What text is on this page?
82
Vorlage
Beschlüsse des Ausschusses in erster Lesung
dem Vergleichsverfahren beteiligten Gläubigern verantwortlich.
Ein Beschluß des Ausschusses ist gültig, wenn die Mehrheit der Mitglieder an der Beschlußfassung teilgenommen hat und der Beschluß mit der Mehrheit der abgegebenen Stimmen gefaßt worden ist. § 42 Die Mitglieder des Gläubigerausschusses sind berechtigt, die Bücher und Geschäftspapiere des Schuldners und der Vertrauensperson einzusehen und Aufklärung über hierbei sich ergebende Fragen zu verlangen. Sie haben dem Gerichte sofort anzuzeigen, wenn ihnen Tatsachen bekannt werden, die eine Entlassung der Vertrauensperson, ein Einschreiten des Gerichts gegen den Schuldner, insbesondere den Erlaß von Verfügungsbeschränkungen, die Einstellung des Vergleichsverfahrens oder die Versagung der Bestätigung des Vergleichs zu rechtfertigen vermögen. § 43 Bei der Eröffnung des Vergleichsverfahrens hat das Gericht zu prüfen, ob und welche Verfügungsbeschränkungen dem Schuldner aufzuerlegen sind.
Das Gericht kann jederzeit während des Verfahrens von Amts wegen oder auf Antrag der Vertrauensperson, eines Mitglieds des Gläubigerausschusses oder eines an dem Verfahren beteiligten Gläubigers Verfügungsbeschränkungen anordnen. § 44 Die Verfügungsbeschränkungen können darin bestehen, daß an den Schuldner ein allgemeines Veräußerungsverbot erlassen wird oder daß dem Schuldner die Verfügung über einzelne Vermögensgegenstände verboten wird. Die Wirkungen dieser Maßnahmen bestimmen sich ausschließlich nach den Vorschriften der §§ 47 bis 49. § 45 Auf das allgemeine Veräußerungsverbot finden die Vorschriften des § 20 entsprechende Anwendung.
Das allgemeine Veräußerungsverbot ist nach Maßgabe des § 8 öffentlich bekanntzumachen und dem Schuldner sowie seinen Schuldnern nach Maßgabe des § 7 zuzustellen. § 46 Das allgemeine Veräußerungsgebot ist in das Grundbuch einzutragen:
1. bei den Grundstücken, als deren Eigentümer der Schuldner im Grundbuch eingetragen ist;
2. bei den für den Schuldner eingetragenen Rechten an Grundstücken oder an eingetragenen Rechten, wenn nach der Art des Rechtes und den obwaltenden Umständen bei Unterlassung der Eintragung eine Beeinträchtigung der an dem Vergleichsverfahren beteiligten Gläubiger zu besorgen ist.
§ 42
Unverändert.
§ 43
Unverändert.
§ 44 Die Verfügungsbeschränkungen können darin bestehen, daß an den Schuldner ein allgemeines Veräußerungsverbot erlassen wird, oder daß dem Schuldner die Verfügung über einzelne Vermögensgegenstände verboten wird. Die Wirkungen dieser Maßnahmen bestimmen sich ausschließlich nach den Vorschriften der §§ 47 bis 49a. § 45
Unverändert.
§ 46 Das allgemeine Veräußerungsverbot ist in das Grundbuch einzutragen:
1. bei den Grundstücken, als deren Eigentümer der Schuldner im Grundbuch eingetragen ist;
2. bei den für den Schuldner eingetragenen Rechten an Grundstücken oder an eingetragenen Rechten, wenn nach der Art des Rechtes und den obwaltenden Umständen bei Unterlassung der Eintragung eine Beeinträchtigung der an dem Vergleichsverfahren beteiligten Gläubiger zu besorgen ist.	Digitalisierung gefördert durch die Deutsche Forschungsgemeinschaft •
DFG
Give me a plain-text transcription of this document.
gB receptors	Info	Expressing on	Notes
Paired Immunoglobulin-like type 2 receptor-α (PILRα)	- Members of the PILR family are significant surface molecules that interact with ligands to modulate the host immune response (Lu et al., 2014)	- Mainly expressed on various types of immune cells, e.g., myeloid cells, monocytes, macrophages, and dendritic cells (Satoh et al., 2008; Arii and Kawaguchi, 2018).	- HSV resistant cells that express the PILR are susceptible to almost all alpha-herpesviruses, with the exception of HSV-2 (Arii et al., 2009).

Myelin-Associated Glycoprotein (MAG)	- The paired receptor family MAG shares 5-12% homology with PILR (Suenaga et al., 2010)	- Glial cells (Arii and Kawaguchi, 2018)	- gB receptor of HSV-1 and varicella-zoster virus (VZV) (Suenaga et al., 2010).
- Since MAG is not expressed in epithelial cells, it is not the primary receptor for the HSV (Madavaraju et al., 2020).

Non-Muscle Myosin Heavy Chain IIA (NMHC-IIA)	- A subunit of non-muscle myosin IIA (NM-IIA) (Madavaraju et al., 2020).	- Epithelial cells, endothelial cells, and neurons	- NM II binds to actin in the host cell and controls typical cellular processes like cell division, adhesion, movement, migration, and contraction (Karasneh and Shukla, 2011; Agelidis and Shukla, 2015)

################

# [What is expected]
Copy the lines from the entries above in which the word "einzelne" appears.

# [Result of the exercise]
Das Gericht kann jederzeit während des Verfahrens von Amts wegen oder auf Antrag der Vertrauensperson, eines Mitglieds des Gläubigerausschusses oder eines an dem Verfahren beteiligten Gläubigers Verfügungsbeschränkungen anordnen. § 44 Die Verfügungsbeschränkungen können darin bestehen, daß an den Schuldner ein allgemeines Veräußerungsverbot erlassen wird oder daß dem Schuldner die Verfügung über einzelne Vermögensgegenstände verboten wird. Die Wirkungen dieser Maßnahmen bestimmen sich ausschließlich nach den Vorschriften der §§ 47 bis 49. § 45 Auf das allgemeine Veräußerungsverbot finden die Vorschriften des § 20 entsprechende Anwendung.
§ 44 Die Verfügungsbeschränkungen können darin bestehen, daß an den Schuldner ein allgemeines Veräußerungsverbot erlassen wird, oder daß dem Schuldner die Verfügung über einzelne Vermögensgegenstände verboten wird. Die Wirkungen dieser Maßnahmen bestimmen sich ausschließlich nach den Vorschriften der §§ 47 bis 49a. § 45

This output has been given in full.